Exercise aim:
Take the data that follows and retype it word for word.

Exercise input:

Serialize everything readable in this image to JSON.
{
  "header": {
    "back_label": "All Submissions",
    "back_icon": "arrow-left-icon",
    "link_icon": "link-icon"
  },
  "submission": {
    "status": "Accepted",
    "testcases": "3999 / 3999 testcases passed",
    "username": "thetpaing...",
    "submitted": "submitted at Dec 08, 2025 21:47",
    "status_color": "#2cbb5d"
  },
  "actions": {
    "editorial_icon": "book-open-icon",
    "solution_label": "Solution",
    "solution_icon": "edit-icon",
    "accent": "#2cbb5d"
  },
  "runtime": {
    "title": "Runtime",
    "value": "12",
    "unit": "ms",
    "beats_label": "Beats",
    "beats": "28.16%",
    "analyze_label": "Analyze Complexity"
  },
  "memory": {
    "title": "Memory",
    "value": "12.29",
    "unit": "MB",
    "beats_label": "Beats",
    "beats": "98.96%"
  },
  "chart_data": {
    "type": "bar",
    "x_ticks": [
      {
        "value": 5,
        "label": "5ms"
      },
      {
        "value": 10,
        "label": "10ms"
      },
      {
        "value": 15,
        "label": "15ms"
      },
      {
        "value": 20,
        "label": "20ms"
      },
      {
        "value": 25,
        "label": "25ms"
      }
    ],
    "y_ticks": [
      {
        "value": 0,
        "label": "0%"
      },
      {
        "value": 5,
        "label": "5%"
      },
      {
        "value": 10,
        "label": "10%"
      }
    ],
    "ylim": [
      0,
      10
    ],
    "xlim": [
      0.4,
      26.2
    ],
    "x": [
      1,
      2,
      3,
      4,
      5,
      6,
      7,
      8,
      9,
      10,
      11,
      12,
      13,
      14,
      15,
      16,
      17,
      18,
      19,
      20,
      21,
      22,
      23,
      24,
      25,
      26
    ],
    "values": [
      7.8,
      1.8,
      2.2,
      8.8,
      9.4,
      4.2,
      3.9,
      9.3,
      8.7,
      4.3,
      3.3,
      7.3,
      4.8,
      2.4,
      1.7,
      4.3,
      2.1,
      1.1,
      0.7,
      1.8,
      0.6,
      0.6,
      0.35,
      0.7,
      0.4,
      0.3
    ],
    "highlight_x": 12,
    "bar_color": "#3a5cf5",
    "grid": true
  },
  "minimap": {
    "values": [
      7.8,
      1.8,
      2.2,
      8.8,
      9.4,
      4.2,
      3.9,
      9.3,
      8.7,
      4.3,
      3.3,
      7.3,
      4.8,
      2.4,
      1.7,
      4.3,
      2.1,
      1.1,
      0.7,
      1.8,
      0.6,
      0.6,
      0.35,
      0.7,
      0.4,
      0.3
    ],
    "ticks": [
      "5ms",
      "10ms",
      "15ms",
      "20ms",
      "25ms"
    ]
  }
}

Answer below:
Serialize everything readable in this image to JSON.
{
  "header": {
    "back_label": "All Submissions",
    "back_icon": "arrow-left-icon",
    "link_icon": "link-icon"
  },
  "submission": {
    "status": "Accepted",
    "testcases": "3999 / 3999 testcases passed",
    "username": "thetpaing...",
    "submitted": "submitted at Dec 08, 2025 21:47",
    "status_color": "#2cbb5d"
  },
  "actions": {
    "editorial_icon": "book-open-icon",
    "solution_label": "Solution",
    "solution_icon": "edit-icon",
    "accent": "#2cbb5d"
  },
  "runtime": {
    "title": "Runtime",
    "value": "12",
    "unit": "ms",
    "beats_label": "Beats",
    "beats": "28.16%",
    "analyze_label": "Analyze Complexity"
  },
  "memory": {
    "title": "Memory",
    "value": "12.29",
    "unit": "MB",
    "beats_label": "Beats",
    "beats": "98.96%"
  },
  "chart_data": {
    "type": "bar",
    "x_ticks": [
      {
        "value": 5,
        "label": "5ms"
      },
      {
        "value": 10,
        "label": "10ms"
      },
      {
        "value": 15,
        "label": "15ms"
      },
      {
        "value": 20,
        "label": "20ms"
      },
      {
        "value": 25,
        "label": "25ms"
      }
    ],
    "y_ticks": [
      {
        "value": 0,
        "label": "0%"
      },
      {
        "value": 5,
        "label": "5%"
      },
      {
        "value": 10,
        "label": "10%"
      }
    ],
    "ylim": [
      0,
      10
    ],
    "xlim": [
      0.4,
      26.2
    ],
    "x": [
      1,
      2,
      3,
      4,
      5,
      6,
      7,
      8,
      9,
      10,
      11,
      12,
      13,
      14,
      15,
      16,
      17,
      18,
      19,
      20,
      21,
      22,
      23,
      24,
      25,
      26
    ],
    "values": [
      7.8,
      1.8,
      2.2,
      8.8,
      9.4,
      4.2,
      3.9,
      9.3,
      8.7,
      4.3,
      3.3,
      7.3,
      4.8,
      2.4,
      1.7,
      4.3,
      2.1,
      1.1,
      0.7,
      1.8,
      0.6,
      0.6,
      0.35,
      0.7,
      0.4,
      0.3
    ],
    "highlight_x": 12,
    "bar_color": "#3a5cf5",
    "grid": true
  },
  "minimap": {
    "values": [
      7.8,
      1.8,
      2.2,
      8.8,
      9.4,
      4.2,
      3.9,
      9.3,
      8.7,
      4.3,
      3.3,
      7.3,
      4.8,
      2.4,
      1.7,
      4.3,
      2.1,
      1.1,
      0.7,
      1.8,
      0.6,
      0.6,
      0.35,
      0.7,
      0.4,
      0.3
    ],
    "ticks": [
      "5ms",
      "10ms",
      "15ms",
      "20ms",
      "25ms"
    ]
  }
}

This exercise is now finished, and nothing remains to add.